## GIVEN INSTRUCTION:
Copy the data below exactly, omitting any picture it contains.

Dataset items:
###
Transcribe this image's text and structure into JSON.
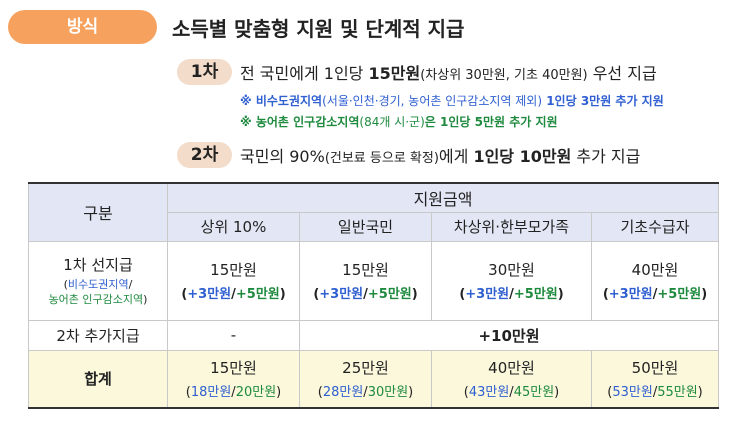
{
  "section": {
    "pill": "방식",
    "heading": "소득별 맞춤형 지원 및 단계적 지급"
  },
  "round1": {
    "badge": "1차",
    "pre": "전 국민에게 1인당 ",
    "bold": "15만원",
    "paren": "(차상위 30만원, 기초 40만원)",
    "post": " 우선 지급",
    "note1_a": "※ 비수도권지역",
    "note1_b": "(서울·인천·경기, 농어촌 인구감소지역 제외)",
    "note1_c": " 1인당 3만원 추가 지원",
    "note2_a": "※ 농어촌 인구감소지역",
    "note2_b": "(84개 시·군)",
    "note2_c": "은 1인당 5만원 추가 지원"
  },
  "round2": {
    "badge": "2차",
    "pre": "국민의 90%",
    "paren": "(건보료 등으로 확정)",
    "mid": "에게 ",
    "bold": "1인당 10만원",
    "post": " 추가 지급"
  },
  "table": {
    "col_head": "구분",
    "group_head": "지원금액",
    "columns": [
      "상위 10%",
      "일반국민",
      "차상위·한부모가족",
      "기초수급자"
    ],
    "row1": {
      "label": "1차 선지급",
      "sub_open": "(",
      "sub_blue": "비수도권지역",
      "sub_slash": "/",
      "sub_green": "농어촌 인구감소지역",
      "sub_close": ")",
      "cells": [
        {
          "amount": "15만원",
          "open": "(",
          "blue": "+3만원",
          "slash": "/",
          "green": "+5만원",
          "close": ")"
        },
        {
          "amount": "15만원",
          "open": "(",
          "blue": "+3만원",
          "slash": "/",
          "green": "+5만원",
          "close": ")"
        },
        {
          "amount": "30만원",
          "open": "(",
          "blue": "+3만원",
          "slash": "/",
          "green": "+5만원",
          "close": ")"
        },
        {
          "amount": "40만원",
          "open": "(",
          "blue": "+3만원",
          "slash": "/",
          "green": "+5만원",
          "close": ")"
        }
      ]
    },
    "row2": {
      "label": "2차 추가지급",
      "top10": "-",
      "others": "+10만원"
    },
    "row3": {
      "label": "합계",
      "cells": [
        {
          "amount": "15만원",
          "open": "(",
          "blue": "18만원",
          "slash": "/",
          "green": "20만원",
          "close": ")"
        },
        {
          "amount": "25만원",
          "open": "(",
          "blue": "28만원",
          "slash": "/",
          "green": "30만원",
          "close": ")"
        },
        {
          "amount": "40만원",
          "open": "(",
          "blue": "43만원",
          "slash": "/",
          "green": "45만원",
          "close": ")"
        },
        {
          "amount": "50만원",
          "open": "(",
          "blue": "53만원",
          "slash": "/",
          "green": "55만원",
          "close": ")"
        }
      ]
    }
  },
  "colors": {
    "pill": "#f6a25e",
    "badge": "#f3dcc9",
    "header": "#e3e7f5",
    "total_row": "#fbf8dc",
    "blue": "#2f5fd0",
    "green": "#1e8a3e"
  }
}
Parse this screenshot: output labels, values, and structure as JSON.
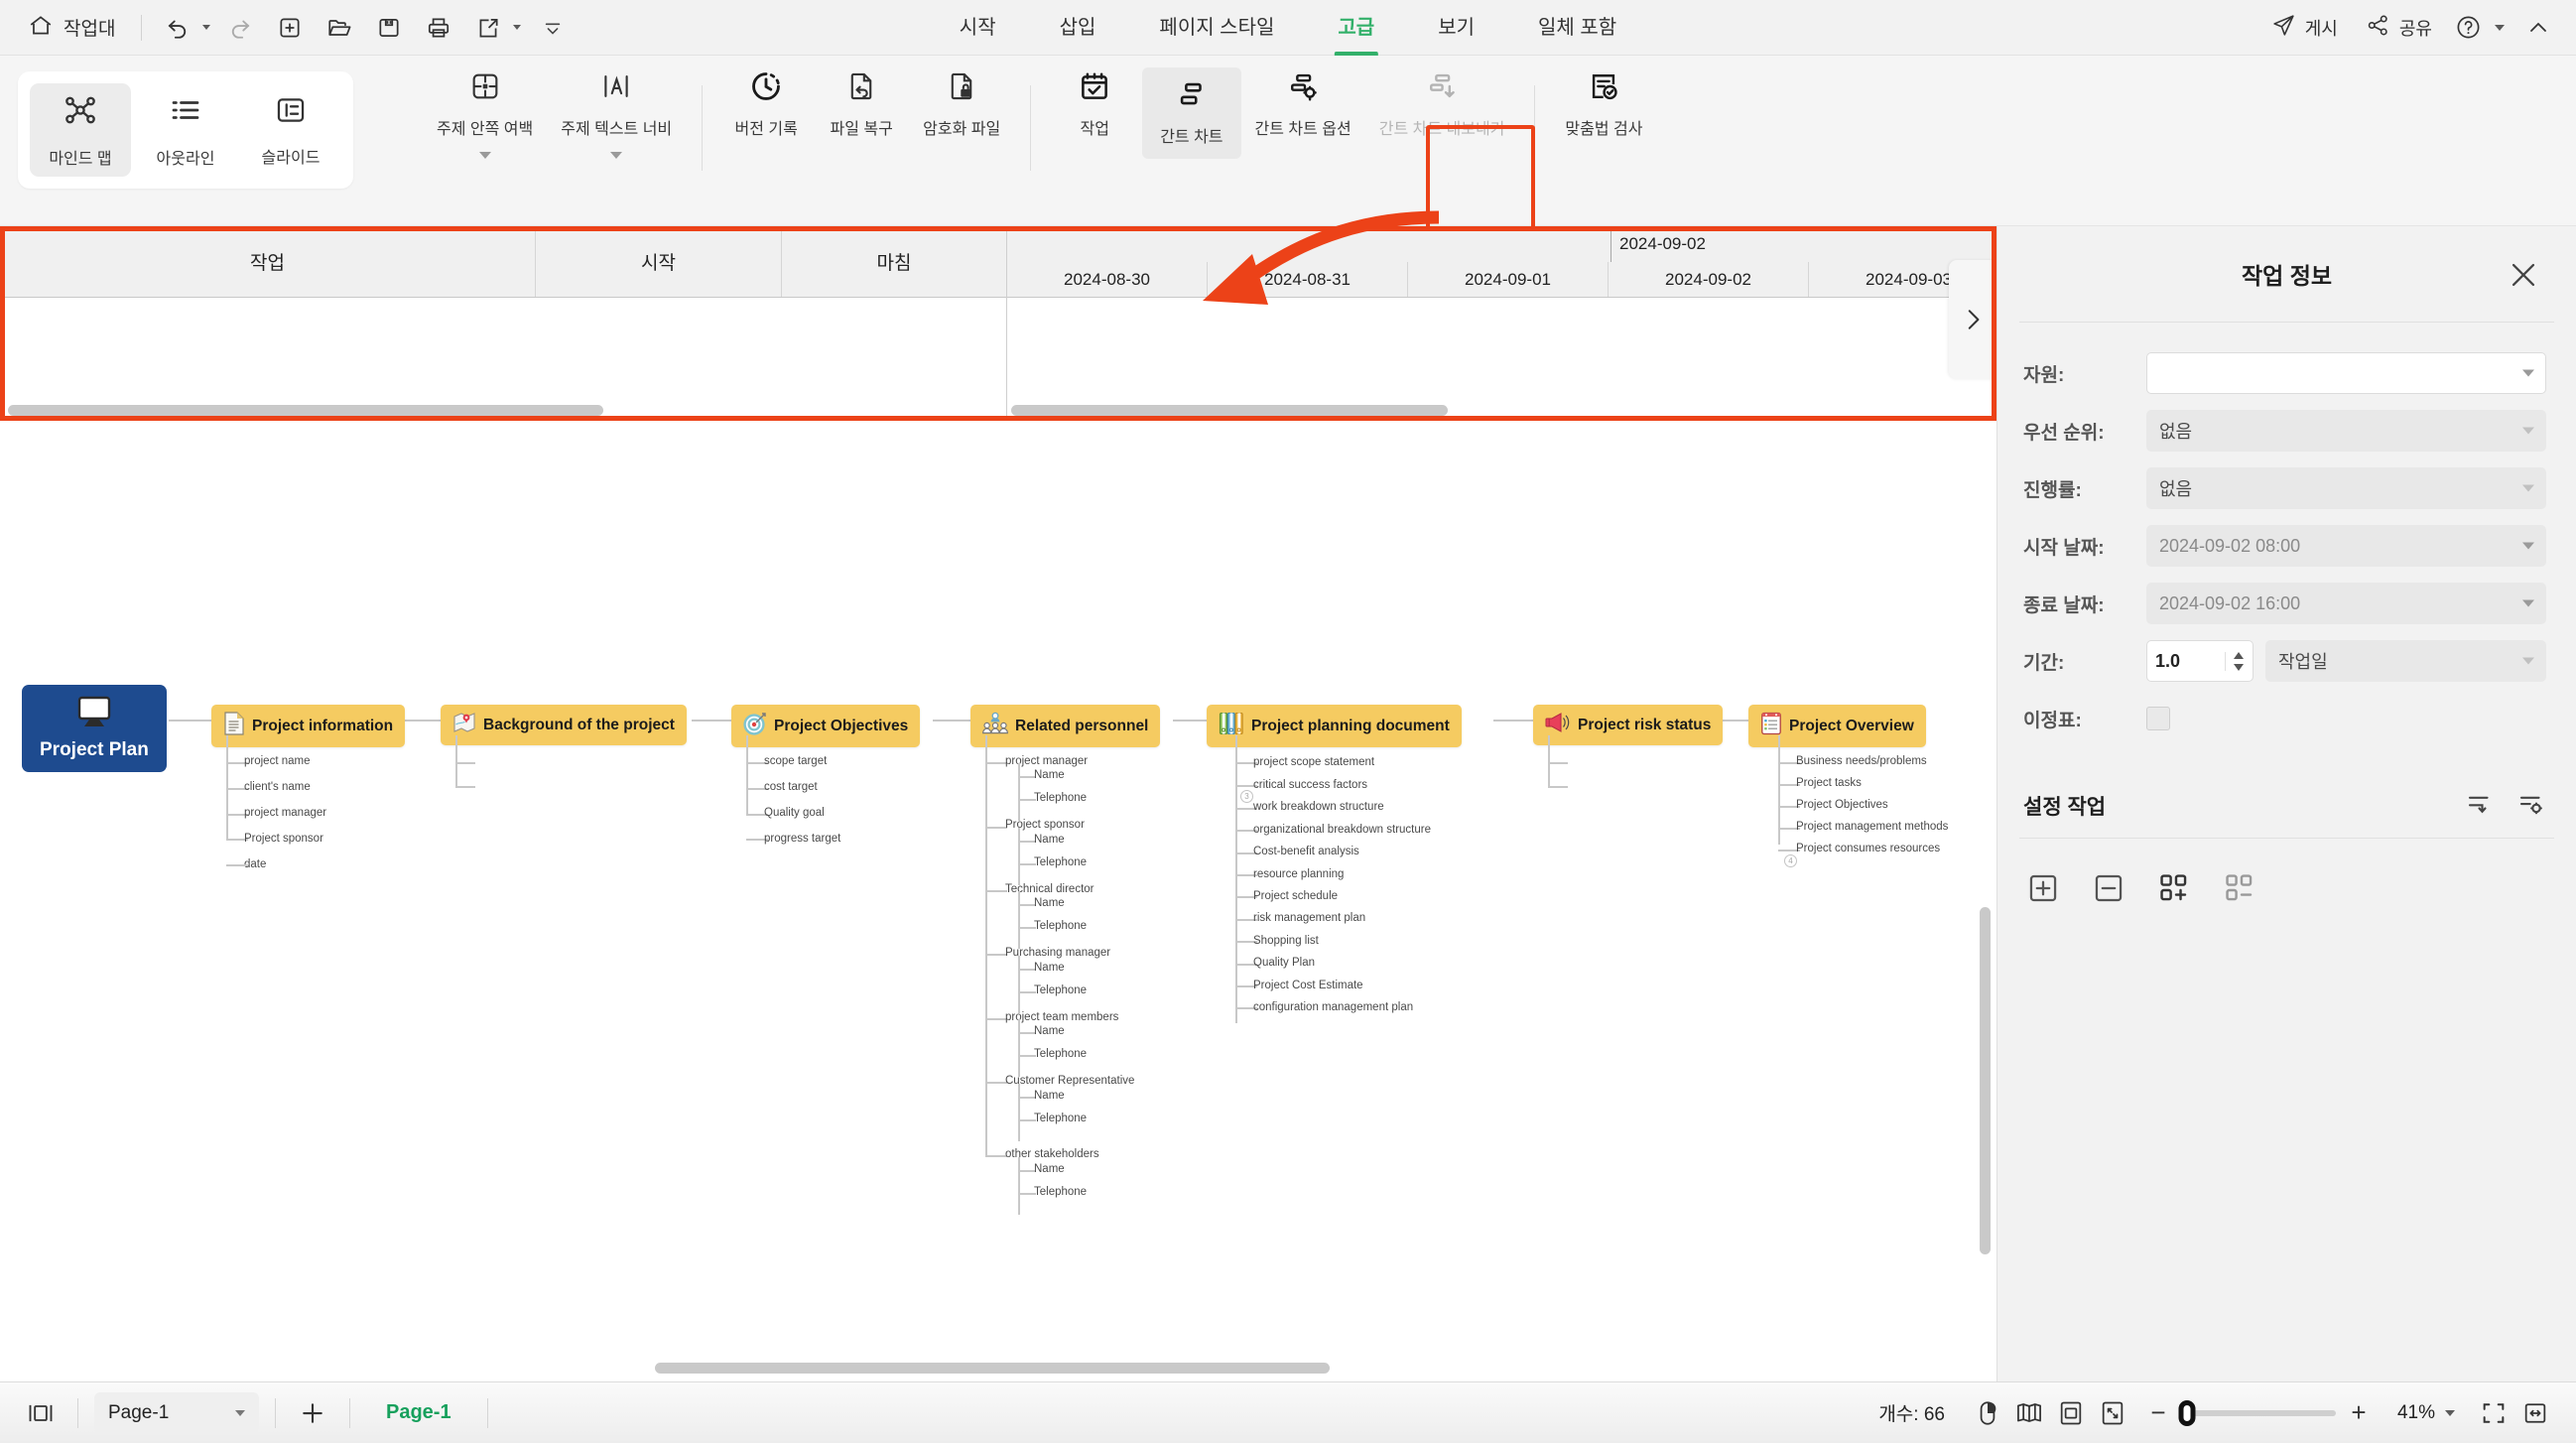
###
## ANSWER TO THE EXERCISE:
Transcribe this image's text and structure into JSON.
{
  "section": {
    "pill": "방식",
    "heading": "소득별 맞춤형 지원 및 단계적 지급"
  },
  "round1": {
    "badge": "1차",
    "pre": "전 국민에게 1인당 ",
    "bold": "15만원",
    "paren": "(차상위 30만원, 기초 40만원)",
    "post": " 우선 지급",
    "note1_a": "※ 비수도권지역",
    "note1_b": "(서울·인천·경기, 농어촌 인구감소지역 제외)",
    "note1_c": " 1인당 3만원 추가 지원",
    "note2_a": "※ 농어촌 인구감소지역",
    "note2_b": "(84개 시·군)",
    "note2_c": "은 1인당 5만원 추가 지원"
  },
  "round2": {
    "badge": "2차",
    "pre": "국민의 90%",
    "paren": "(건보료 등으로 확정)",
    "mid": "에게 ",
    "bold": "1인당 10만원",
    "post": " 추가 지급"
  },
  "table": {
    "col_head": "구분",
    "group_head": "지원금액",
    "columns": [
      "상위 10%",
      "일반국민",
      "차상위·한부모가족",
      "기초수급자"
    ],
    "row1": {
      "label": "1차 선지급",
      "sub_open": "(",
      "sub_blue": "비수도권지역",
      "sub_slash": "/",
      "sub_green": "농어촌 인구감소지역",
      "sub_close": ")",
      "cells": [
        {
          "amount": "15만원",
          "open": "(",
          "blue": "+3만원",
          "slash": "/",
          "green": "+5만원",
          "close": ")"
        },
        {
          "amount": "15만원",
          "open": "(",
          "blue": "+3만원",
          "slash": "/",
          "green": "+5만원",
          "close": ")"
        },
        {
          "amount": "30만원",
          "open": "(",
          "blue": "+3만원",
          "slash": "/",
          "green": "+5만원",
          "close": ")"
        },
        {
          "amount": "40만원",
          "open": "(",
          "blue": "+3만원",
          "slash": "/",
          "green": "+5만원",
          "close": ")"
        }
      ]
    },
    "row2": {
      "label": "2차 추가지급",
      "top10": "-",
      "others": "+10만원"
    },
    "row3": {
      "label": "합계",
      "cells": [
        {
          "amount": "15만원",
          "open": "(",
          "blue": "18만원",
          "slash": "/",
          "green": "20만원",
          "close": ")"
        },
        {
          "amount": "25만원",
          "open": "(",
          "blue": "28만원",
          "slash": "/",
          "green": "30만원",
          "close": ")"
        },
        {
          "amount": "40만원",
          "open": "(",
          "blue": "43만원",
          "slash": "/",
          "green": "45만원",
          "close": ")"
        },
        {
          "amount": "50만원",
          "open": "(",
          "blue": "53만원",
          "slash": "/",
          "green": "55만원",
          "close": ")"
        }
      ]
    }
  },
  "colors": {
    "pill": "#f6a25e",
    "badge": "#f3dcc9",
    "header": "#e3e7f5",
    "total_row": "#fbf8dc",
    "blue": "#2f5fd0",
    "green": "#1e8a3e"
  }
}
Parse this screenshot: output labels, values, and structure as JSON.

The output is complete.